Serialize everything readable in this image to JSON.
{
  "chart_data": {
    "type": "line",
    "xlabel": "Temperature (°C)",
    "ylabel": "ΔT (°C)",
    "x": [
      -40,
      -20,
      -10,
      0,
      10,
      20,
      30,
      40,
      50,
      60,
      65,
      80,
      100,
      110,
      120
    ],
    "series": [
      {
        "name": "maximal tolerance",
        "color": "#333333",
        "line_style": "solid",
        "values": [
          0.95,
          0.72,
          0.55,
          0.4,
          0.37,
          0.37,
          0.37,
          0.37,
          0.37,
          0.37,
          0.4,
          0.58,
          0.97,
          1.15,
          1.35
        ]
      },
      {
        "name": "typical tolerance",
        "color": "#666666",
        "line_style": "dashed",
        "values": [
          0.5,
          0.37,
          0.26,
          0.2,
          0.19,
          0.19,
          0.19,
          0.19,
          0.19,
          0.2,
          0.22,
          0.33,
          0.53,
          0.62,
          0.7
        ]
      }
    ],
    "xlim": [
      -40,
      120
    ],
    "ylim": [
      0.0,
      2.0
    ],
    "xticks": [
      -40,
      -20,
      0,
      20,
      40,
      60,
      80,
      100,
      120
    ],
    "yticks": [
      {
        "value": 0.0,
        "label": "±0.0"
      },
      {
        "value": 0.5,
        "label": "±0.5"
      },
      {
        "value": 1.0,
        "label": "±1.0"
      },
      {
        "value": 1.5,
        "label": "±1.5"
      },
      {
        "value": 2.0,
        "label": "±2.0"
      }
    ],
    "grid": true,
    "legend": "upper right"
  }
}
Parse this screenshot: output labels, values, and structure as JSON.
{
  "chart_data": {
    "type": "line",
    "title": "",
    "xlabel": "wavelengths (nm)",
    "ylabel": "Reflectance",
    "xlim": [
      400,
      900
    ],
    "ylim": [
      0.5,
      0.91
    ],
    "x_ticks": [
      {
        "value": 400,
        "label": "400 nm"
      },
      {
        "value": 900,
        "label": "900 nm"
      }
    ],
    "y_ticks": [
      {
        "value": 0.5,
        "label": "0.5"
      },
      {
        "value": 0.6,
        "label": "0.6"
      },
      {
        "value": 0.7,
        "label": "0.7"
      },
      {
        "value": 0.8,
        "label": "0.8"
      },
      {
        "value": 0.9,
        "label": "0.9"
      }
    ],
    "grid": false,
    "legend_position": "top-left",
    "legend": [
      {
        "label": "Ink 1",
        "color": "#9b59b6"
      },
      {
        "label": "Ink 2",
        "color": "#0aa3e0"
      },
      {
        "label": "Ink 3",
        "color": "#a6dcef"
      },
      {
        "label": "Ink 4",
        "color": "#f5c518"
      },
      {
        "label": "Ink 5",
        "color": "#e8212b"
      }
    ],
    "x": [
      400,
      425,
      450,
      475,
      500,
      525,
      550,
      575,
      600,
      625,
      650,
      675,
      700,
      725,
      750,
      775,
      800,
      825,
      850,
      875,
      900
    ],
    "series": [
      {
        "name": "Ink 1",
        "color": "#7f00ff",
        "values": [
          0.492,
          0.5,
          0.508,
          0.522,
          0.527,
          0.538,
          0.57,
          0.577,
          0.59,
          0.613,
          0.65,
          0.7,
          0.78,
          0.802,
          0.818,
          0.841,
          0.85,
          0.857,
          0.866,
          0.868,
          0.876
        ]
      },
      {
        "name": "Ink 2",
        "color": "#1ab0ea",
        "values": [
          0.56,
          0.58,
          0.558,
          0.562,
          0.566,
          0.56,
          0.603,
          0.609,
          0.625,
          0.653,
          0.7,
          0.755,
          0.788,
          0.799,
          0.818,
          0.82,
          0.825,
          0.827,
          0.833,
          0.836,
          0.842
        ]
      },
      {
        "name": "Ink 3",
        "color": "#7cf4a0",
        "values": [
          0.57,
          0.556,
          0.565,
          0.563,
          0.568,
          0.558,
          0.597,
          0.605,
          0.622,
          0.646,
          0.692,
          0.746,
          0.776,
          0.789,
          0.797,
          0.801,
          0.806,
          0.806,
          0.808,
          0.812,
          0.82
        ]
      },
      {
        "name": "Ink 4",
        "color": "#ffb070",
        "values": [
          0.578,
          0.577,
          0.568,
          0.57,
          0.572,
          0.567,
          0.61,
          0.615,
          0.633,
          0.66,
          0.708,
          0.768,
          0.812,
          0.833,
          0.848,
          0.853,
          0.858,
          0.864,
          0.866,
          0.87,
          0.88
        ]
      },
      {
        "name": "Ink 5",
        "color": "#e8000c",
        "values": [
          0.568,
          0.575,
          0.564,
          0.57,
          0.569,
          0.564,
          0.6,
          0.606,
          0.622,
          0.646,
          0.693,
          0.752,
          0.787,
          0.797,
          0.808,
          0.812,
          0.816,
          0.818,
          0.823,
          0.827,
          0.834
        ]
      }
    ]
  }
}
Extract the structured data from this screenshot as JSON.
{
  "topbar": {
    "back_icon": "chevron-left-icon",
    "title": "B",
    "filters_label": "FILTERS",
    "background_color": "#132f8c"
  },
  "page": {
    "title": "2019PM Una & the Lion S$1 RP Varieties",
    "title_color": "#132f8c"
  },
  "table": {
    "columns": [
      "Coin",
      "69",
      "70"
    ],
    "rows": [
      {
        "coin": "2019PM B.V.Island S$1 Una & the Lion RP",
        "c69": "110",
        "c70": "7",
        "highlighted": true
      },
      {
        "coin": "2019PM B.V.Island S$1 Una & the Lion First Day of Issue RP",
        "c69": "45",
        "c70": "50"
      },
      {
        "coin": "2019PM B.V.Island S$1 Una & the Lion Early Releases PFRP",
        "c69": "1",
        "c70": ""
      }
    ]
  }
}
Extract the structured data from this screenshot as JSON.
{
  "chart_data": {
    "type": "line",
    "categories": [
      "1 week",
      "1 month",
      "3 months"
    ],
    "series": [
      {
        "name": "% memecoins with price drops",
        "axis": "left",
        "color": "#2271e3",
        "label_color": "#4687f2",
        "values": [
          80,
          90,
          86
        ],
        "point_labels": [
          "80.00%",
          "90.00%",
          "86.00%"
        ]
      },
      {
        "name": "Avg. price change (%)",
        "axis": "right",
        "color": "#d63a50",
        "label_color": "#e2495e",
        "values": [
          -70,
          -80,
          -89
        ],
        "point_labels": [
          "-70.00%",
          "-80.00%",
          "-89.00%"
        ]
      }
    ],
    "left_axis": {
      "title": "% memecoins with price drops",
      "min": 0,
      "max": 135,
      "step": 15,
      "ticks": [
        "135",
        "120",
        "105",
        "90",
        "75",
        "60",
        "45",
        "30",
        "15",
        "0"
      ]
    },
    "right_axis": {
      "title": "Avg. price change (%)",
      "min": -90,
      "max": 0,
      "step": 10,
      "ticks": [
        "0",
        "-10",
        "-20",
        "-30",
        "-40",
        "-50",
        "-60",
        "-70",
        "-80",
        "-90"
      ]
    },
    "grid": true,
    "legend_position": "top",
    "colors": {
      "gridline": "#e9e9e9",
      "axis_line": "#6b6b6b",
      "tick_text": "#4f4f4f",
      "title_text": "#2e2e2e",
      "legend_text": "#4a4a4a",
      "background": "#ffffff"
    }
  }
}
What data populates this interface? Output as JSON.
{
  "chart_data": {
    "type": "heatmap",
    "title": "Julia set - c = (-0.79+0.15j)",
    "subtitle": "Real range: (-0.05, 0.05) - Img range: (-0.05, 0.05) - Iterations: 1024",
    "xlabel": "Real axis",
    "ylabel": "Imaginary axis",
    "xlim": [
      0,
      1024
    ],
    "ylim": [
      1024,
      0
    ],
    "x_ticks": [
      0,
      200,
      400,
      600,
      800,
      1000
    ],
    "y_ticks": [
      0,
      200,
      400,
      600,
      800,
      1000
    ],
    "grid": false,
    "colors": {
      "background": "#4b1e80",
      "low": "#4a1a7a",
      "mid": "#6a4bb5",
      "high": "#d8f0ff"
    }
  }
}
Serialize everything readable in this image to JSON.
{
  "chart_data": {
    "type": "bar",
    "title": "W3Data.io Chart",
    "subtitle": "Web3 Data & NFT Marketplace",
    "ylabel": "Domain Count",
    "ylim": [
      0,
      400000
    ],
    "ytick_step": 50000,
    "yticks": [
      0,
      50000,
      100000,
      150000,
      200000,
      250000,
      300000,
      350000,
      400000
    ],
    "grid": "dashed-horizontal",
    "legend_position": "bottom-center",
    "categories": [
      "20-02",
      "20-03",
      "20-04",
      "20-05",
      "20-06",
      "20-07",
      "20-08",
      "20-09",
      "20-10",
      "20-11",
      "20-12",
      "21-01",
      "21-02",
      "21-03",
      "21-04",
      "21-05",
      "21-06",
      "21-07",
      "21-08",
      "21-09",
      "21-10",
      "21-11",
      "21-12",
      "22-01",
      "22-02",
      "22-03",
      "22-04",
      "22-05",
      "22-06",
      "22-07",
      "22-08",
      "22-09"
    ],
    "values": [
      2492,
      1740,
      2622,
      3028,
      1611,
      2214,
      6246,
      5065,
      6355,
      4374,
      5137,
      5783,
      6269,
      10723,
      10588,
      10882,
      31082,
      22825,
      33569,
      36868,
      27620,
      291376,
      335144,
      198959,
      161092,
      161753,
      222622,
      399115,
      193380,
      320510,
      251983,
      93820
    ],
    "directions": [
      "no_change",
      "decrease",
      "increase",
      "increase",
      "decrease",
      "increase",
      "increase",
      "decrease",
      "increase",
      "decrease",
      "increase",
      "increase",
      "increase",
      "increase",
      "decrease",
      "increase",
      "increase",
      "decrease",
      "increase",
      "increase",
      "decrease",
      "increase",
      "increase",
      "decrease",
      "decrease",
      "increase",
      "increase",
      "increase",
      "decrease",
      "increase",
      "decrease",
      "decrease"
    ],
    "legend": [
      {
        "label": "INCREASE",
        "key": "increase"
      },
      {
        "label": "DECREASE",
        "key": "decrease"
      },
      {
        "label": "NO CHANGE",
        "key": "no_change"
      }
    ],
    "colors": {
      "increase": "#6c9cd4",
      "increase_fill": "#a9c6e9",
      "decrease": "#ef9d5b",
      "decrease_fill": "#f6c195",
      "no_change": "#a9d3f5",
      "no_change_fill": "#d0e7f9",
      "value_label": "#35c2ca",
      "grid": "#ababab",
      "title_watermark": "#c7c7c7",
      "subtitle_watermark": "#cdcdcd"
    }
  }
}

## Given exercise
Point out every line holding the string "Real" and copy it.

## Output for this task
    "subtitle": "Real range: (-0.05, 0.05) - Img range: (-0.05, 0.05) - Iterations: 1024",
    "xlabel": "Real axis",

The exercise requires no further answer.